**Written instruction**. Copy out each line of the material below that holds the string "JSON".

━━━━━━━━━━━━━━━━━━━━━━━━━━━━━━

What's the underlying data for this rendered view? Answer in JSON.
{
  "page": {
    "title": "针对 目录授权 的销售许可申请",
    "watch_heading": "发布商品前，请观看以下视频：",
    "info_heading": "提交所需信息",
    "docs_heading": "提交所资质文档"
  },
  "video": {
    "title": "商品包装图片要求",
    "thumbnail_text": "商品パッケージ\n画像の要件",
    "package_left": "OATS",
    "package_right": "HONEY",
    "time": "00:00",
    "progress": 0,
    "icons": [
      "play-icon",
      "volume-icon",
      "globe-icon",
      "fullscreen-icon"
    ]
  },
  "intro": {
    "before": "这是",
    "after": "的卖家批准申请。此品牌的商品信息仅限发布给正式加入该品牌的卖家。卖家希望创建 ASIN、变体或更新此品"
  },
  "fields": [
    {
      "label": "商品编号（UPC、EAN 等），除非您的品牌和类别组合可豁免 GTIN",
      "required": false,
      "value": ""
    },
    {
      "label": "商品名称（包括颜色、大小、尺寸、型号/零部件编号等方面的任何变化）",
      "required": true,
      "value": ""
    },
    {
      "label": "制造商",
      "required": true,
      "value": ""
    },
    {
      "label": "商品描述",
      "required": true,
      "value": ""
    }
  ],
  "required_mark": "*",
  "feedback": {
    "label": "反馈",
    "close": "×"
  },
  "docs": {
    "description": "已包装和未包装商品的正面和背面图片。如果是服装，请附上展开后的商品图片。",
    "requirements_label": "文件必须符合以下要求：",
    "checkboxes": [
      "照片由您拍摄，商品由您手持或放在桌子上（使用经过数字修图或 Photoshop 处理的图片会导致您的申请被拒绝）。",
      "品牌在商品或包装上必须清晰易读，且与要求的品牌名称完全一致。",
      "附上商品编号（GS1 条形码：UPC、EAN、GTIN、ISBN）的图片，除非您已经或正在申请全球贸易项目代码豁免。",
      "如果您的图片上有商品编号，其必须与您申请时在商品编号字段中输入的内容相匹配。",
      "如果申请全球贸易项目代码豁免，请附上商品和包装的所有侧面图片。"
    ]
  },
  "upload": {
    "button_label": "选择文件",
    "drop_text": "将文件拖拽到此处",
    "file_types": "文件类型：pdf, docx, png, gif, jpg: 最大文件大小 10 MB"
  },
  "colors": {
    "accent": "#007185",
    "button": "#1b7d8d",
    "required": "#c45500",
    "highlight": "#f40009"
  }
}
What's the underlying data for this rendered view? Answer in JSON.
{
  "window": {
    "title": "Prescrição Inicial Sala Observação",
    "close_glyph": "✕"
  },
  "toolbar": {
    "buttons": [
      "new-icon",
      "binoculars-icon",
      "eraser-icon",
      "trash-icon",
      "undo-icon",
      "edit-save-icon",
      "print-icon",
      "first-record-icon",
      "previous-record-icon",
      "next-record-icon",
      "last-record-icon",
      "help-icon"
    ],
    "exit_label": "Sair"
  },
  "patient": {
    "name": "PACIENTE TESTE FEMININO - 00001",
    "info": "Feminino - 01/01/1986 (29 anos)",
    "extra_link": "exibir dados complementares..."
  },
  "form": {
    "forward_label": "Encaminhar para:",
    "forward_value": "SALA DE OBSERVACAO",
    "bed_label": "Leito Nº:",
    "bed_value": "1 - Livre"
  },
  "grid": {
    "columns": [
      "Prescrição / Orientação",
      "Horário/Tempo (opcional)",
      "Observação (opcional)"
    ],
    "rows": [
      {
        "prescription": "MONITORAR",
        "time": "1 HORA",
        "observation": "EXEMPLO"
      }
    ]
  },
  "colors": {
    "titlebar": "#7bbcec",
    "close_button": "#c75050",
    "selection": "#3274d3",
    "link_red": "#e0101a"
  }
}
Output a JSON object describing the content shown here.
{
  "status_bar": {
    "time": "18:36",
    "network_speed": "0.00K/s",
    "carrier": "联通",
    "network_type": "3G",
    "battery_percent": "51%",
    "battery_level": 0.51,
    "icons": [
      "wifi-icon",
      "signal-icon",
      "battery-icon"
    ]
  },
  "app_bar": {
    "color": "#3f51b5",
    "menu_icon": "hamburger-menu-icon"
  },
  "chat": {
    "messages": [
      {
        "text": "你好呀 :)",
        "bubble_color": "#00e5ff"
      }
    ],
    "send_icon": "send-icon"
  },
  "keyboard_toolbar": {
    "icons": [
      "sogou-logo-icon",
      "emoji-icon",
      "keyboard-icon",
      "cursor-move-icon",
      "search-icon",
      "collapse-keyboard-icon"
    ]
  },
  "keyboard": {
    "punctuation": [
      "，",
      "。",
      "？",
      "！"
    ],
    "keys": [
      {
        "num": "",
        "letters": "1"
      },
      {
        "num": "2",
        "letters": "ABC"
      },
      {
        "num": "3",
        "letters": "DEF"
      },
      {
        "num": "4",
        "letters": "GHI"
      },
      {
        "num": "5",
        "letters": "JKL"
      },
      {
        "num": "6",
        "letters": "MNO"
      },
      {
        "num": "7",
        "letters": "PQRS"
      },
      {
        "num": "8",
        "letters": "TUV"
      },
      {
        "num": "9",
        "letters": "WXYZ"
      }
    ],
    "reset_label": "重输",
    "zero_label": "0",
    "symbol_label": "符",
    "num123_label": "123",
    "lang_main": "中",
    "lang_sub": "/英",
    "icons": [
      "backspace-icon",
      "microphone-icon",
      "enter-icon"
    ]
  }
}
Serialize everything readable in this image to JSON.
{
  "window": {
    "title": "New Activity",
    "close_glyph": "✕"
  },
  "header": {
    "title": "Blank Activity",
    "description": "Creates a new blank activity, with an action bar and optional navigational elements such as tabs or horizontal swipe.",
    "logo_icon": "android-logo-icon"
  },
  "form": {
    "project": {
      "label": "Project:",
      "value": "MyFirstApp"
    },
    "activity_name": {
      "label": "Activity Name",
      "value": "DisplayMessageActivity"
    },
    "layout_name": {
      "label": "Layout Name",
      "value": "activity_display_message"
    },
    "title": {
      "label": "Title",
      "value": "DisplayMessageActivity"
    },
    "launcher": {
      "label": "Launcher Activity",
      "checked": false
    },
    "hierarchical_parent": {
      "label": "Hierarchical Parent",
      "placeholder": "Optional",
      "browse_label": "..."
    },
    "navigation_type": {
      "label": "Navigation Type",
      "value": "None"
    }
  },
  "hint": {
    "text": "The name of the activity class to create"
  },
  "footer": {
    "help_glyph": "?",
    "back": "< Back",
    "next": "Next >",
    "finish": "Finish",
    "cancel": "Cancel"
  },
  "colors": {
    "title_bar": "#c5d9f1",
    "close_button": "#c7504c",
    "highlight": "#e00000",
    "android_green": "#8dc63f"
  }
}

━━━━━━━━━━━━━━━━━━━━━━━━━━━━━━

**Finished task**.
What's the underlying data for this rendered view? Answer in JSON.
What's the underlying data for this rendered view? Answer in JSON.
Output a JSON object describing the content shown here.
Serialize everything readable in this image to JSON.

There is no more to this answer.